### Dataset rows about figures
* Begin *
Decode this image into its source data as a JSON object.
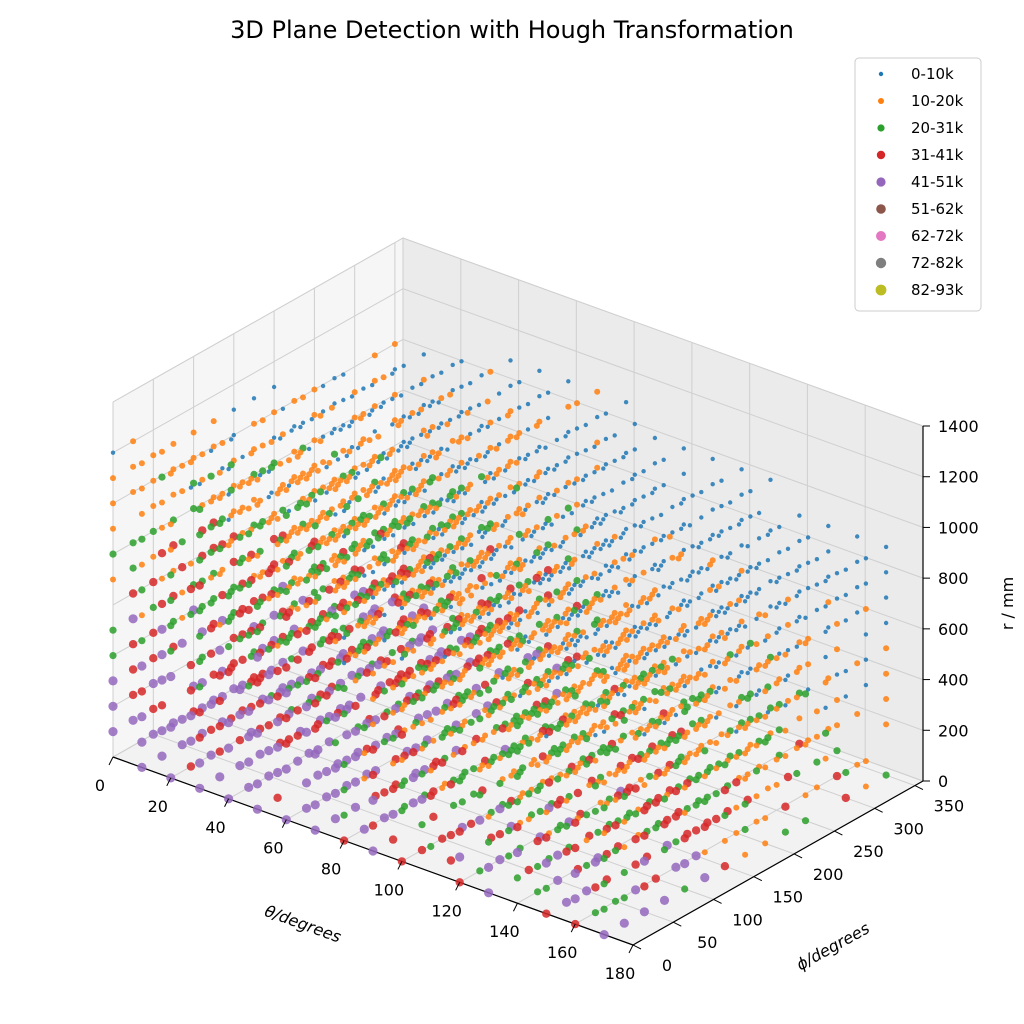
{
  "chart_data": {
    "type": "scatter",
    "title": "3D Plane Detection with Hough Transformation",
    "x_axis": {
      "label": "θ/degrees",
      "ticks": [
        "0",
        "20",
        "40",
        "60",
        "80",
        "100",
        "120",
        "140",
        "160",
        "180"
      ],
      "range": [
        0,
        180
      ]
    },
    "y_axis": {
      "label": "ϕ/degrees",
      "ticks": [
        "0",
        "50",
        "100",
        "150",
        "200",
        "250",
        "300",
        "350"
      ],
      "range": [
        0,
        360
      ]
    },
    "z_axis": {
      "label": "r / mm",
      "ticks": [
        "0",
        "200",
        "400",
        "600",
        "800",
        "1000",
        "1200",
        "1400"
      ],
      "range": [
        0,
        1400
      ]
    },
    "grid": true,
    "legend_position": "top-right",
    "series": [
      {
        "name": "0-10k",
        "color": "#1f77b4"
      },
      {
        "name": "10-20k",
        "color": "#ff7f0e"
      },
      {
        "name": "20-31k",
        "color": "#2ca02c"
      },
      {
        "name": "31-41k",
        "color": "#d62728"
      },
      {
        "name": "41-51k",
        "color": "#9467bd"
      },
      {
        "name": "51-62k",
        "color": "#8c564b"
      },
      {
        "name": "62-72k",
        "color": "#e377c2"
      },
      {
        "name": "72-82k",
        "color": "#7f7f7f"
      },
      {
        "name": "82-93k",
        "color": "#bcbd22"
      }
    ],
    "point_grid": {
      "theta": [
        0,
        10,
        20,
        30,
        40,
        50,
        60,
        70,
        80,
        90,
        100,
        110,
        120,
        130,
        140,
        150,
        160,
        170
      ],
      "phi": [
        0,
        25,
        50,
        75,
        100,
        125,
        150,
        175,
        200,
        225,
        250,
        275,
        300,
        325,
        350
      ],
      "r": [
        0,
        100,
        200,
        300,
        400,
        500,
        600,
        700,
        800,
        900,
        1000,
        1100,
        1200,
        1300
      ],
      "description": "Hough-accumulator bins for a sampled 3D plane grid: each bin is coloured by vote-count range; high-vote bins (31-51k) concentrate at low r near the theta=0 face, low-vote bins (0-10k) dominate at high r and high phi."
    }
  }
}
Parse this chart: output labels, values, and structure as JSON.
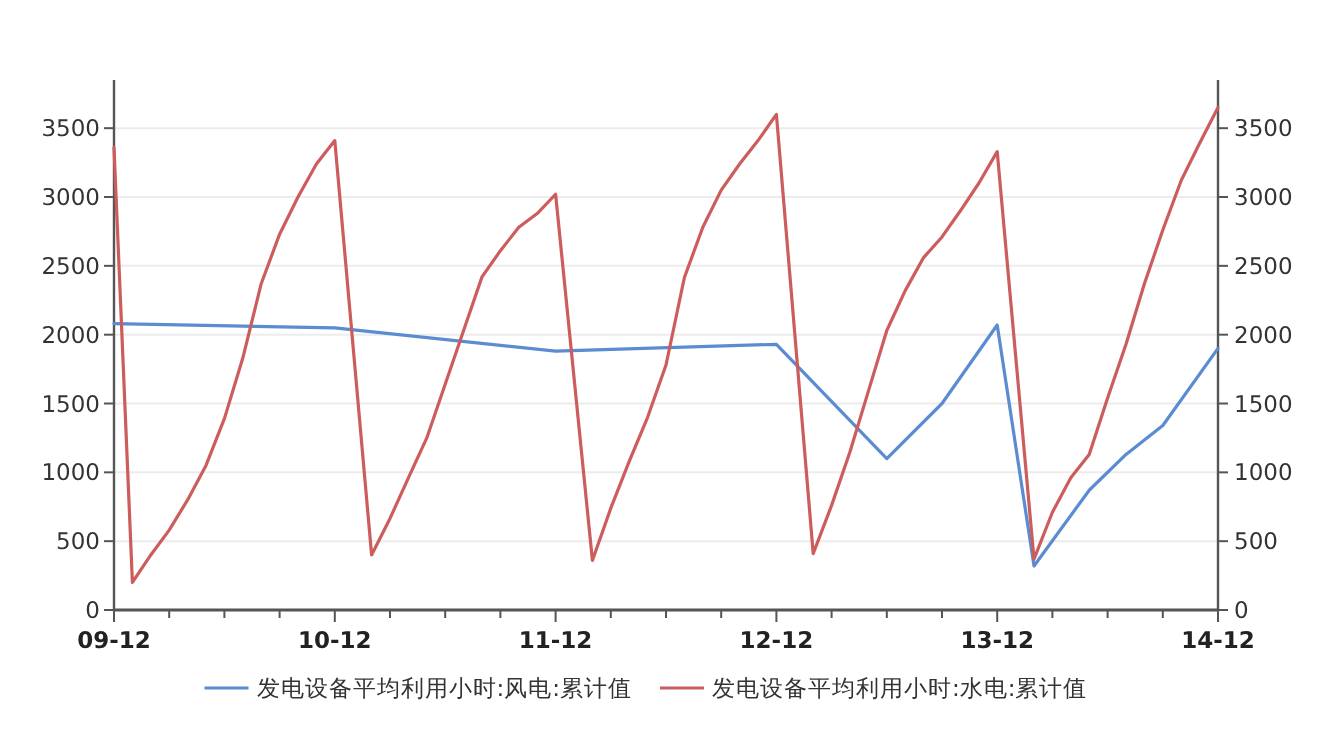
{
  "chart_data": {
    "type": "line",
    "series": [
      {
        "name": "发电设备平均利用小时:风电:累计值",
        "color": "#5b8bd0",
        "x": [
          "2009-12",
          "2010-12",
          "2011-12",
          "2012-12",
          "2013-06",
          "2013-09",
          "2013-12",
          "2014-02",
          "2014-05",
          "2014-07",
          "2014-09",
          "2014-12"
        ],
        "values": [
          2080,
          2050,
          1880,
          1930,
          1100,
          1500,
          2070,
          320,
          870,
          1130,
          1340,
          1900
        ]
      },
      {
        "name": "发电设备平均利用小时:水电:累计值",
        "color": "#cd5c5c",
        "x": [
          "2009-12",
          "2010-01",
          "2010-02",
          "2010-03",
          "2010-04",
          "2010-05",
          "2010-06",
          "2010-07",
          "2010-08",
          "2010-09",
          "2010-10",
          "2010-11",
          "2010-12",
          "2011-02",
          "2011-03",
          "2011-04",
          "2011-05",
          "2011-06",
          "2011-07",
          "2011-08",
          "2011-09",
          "2011-10",
          "2011-11",
          "2011-12",
          "2012-02",
          "2012-03",
          "2012-04",
          "2012-05",
          "2012-06",
          "2012-07",
          "2012-08",
          "2012-09",
          "2012-10",
          "2012-11",
          "2012-12",
          "2013-02",
          "2013-03",
          "2013-04",
          "2013-05",
          "2013-06",
          "2013-07",
          "2013-08",
          "2013-09",
          "2013-10",
          "2013-11",
          "2013-12",
          "2014-02",
          "2014-03",
          "2014-04",
          "2014-05",
          "2014-06",
          "2014-07",
          "2014-08",
          "2014-09",
          "2014-10",
          "2014-11",
          "2014-12"
        ],
        "values": [
          3360,
          200,
          400,
          580,
          800,
          1050,
          1390,
          1830,
          2370,
          2730,
          3000,
          3240,
          3410,
          400,
          665,
          960,
          1250,
          1640,
          2030,
          2420,
          2610,
          2780,
          2880,
          3020,
          360,
          740,
          1080,
          1400,
          1780,
          2415,
          2780,
          3050,
          3240,
          3410,
          3600,
          410,
          760,
          1150,
          1590,
          2030,
          2320,
          2560,
          2710,
          2900,
          3100,
          3330,
          370,
          710,
          960,
          1130,
          1540,
          1930,
          2370,
          2760,
          3120,
          3390,
          3650
        ]
      }
    ],
    "xlim": [
      "2009-12",
      "2014-12"
    ],
    "xticks": [
      {
        "value": "2009-12",
        "label": "09-12"
      },
      {
        "value": "2010-03",
        "label": null
      },
      {
        "value": "2010-06",
        "label": null
      },
      {
        "value": "2010-09",
        "label": null
      },
      {
        "value": "2010-12",
        "label": "10-12"
      },
      {
        "value": "2011-03",
        "label": null
      },
      {
        "value": "2011-06",
        "label": null
      },
      {
        "value": "2011-09",
        "label": null
      },
      {
        "value": "2011-12",
        "label": "11-12"
      },
      {
        "value": "2012-03",
        "label": null
      },
      {
        "value": "2012-06",
        "label": null
      },
      {
        "value": "2012-09",
        "label": null
      },
      {
        "value": "2012-12",
        "label": "12-12"
      },
      {
        "value": "2013-03",
        "label": null
      },
      {
        "value": "2013-06",
        "label": null
      },
      {
        "value": "2013-09",
        "label": null
      },
      {
        "value": "2013-12",
        "label": "13-12"
      },
      {
        "value": "2014-03",
        "label": null
      },
      {
        "value": "2014-06",
        "label": null
      },
      {
        "value": "2014-09",
        "label": null
      },
      {
        "value": "2014-12",
        "label": "14-12"
      }
    ],
    "ylim": [
      0,
      3850
    ],
    "yticks": [
      0,
      500,
      1000,
      1500,
      2000,
      2500,
      3000,
      3500
    ],
    "y2lim": [
      0,
      3850
    ],
    "y2ticks": [
      0,
      500,
      1000,
      1500,
      2000,
      2500,
      3000,
      3500
    ],
    "grid": "y",
    "legend": "bottom",
    "marker": "none",
    "line_style": "solid"
  }
}
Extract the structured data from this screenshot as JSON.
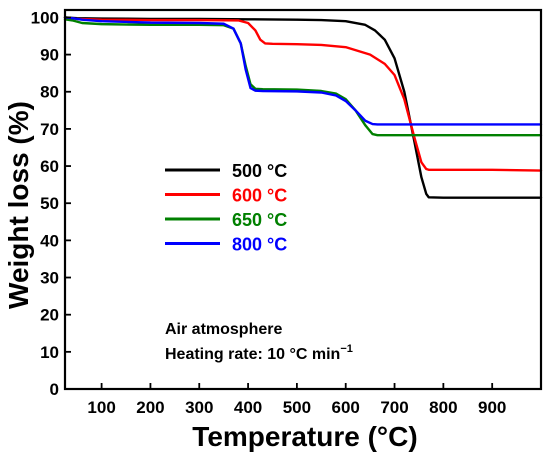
{
  "chart_data": {
    "type": "line",
    "xlabel": "Temperature (°C)",
    "ylabel": "Weight loss (%)",
    "xlim": [
      25,
      1000
    ],
    "ylim": [
      0,
      102
    ],
    "xticks": [
      100,
      200,
      300,
      400,
      500,
      600,
      700,
      800,
      900
    ],
    "yticks": [
      0,
      10,
      20,
      30,
      40,
      50,
      60,
      70,
      80,
      90,
      100
    ],
    "grid": false,
    "legend_position": "center-left",
    "series": [
      {
        "name": "500 °C",
        "color": "#000000",
        "x": [
          25,
          50,
          100,
          200,
          300,
          400,
          500,
          550,
          600,
          640,
          660,
          680,
          700,
          720,
          740,
          755,
          765,
          770,
          800,
          900,
          1000
        ],
        "y": [
          100,
          99.8,
          99.7,
          99.6,
          99.6,
          99.5,
          99.4,
          99.3,
          99.0,
          98.0,
          96.5,
          94.0,
          89.0,
          80.0,
          67.0,
          57.0,
          52.5,
          51.6,
          51.5,
          51.5,
          51.5
        ]
      },
      {
        "name": "600 °C",
        "color": "#ff0000",
        "x": [
          25,
          50,
          100,
          200,
          300,
          380,
          400,
          415,
          425,
          435,
          450,
          500,
          550,
          600,
          650,
          680,
          700,
          720,
          740,
          755,
          765,
          770,
          800,
          900,
          1000
        ],
        "y": [
          100,
          99.6,
          99.4,
          99.3,
          99.3,
          99.2,
          98.5,
          96.5,
          94.0,
          93.0,
          92.9,
          92.8,
          92.6,
          92.0,
          90.0,
          87.5,
          84.5,
          78.0,
          68.0,
          61.0,
          59.2,
          59.0,
          59.0,
          59.0,
          58.8
        ]
      },
      {
        "name": "650 °C",
        "color": "#008000",
        "x": [
          25,
          40,
          60,
          100,
          200,
          300,
          350,
          370,
          385,
          395,
          405,
          415,
          430,
          500,
          550,
          580,
          600,
          620,
          640,
          655,
          665,
          700,
          800,
          900,
          1000
        ],
        "y": [
          99.5,
          99.2,
          98.5,
          98.2,
          98.0,
          98.0,
          97.9,
          97.0,
          93.0,
          87.0,
          82.0,
          80.8,
          80.7,
          80.6,
          80.2,
          79.5,
          78.0,
          75.0,
          71.0,
          68.6,
          68.3,
          68.3,
          68.3,
          68.3,
          68.3
        ]
      },
      {
        "name": "800 °C",
        "color": "#0000ff",
        "x": [
          25,
          40,
          60,
          100,
          200,
          300,
          350,
          370,
          385,
          395,
          405,
          415,
          430,
          500,
          550,
          580,
          600,
          620,
          640,
          655,
          665,
          700,
          800,
          900,
          1000
        ],
        "y": [
          100,
          99.8,
          99.4,
          99.0,
          98.6,
          98.5,
          98.3,
          97.0,
          93.0,
          86.0,
          81.0,
          80.3,
          80.2,
          80.1,
          79.8,
          79.0,
          77.5,
          75.0,
          72.2,
          71.3,
          71.2,
          71.2,
          71.2,
          71.2,
          71.2
        ]
      }
    ],
    "annotations": [
      {
        "text": "Air atmosphere"
      },
      {
        "text": "Heating rate: 10 °C min",
        "superscript": "−1"
      }
    ]
  }
}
* End *
### DIRECTIVE
Search the material above for "text". Pull out each line where it shows up.

### SOLUTION TO THE PROBLEM
        "text": "Air atmosphere"
        "text": "Heating rate: 10 °C min",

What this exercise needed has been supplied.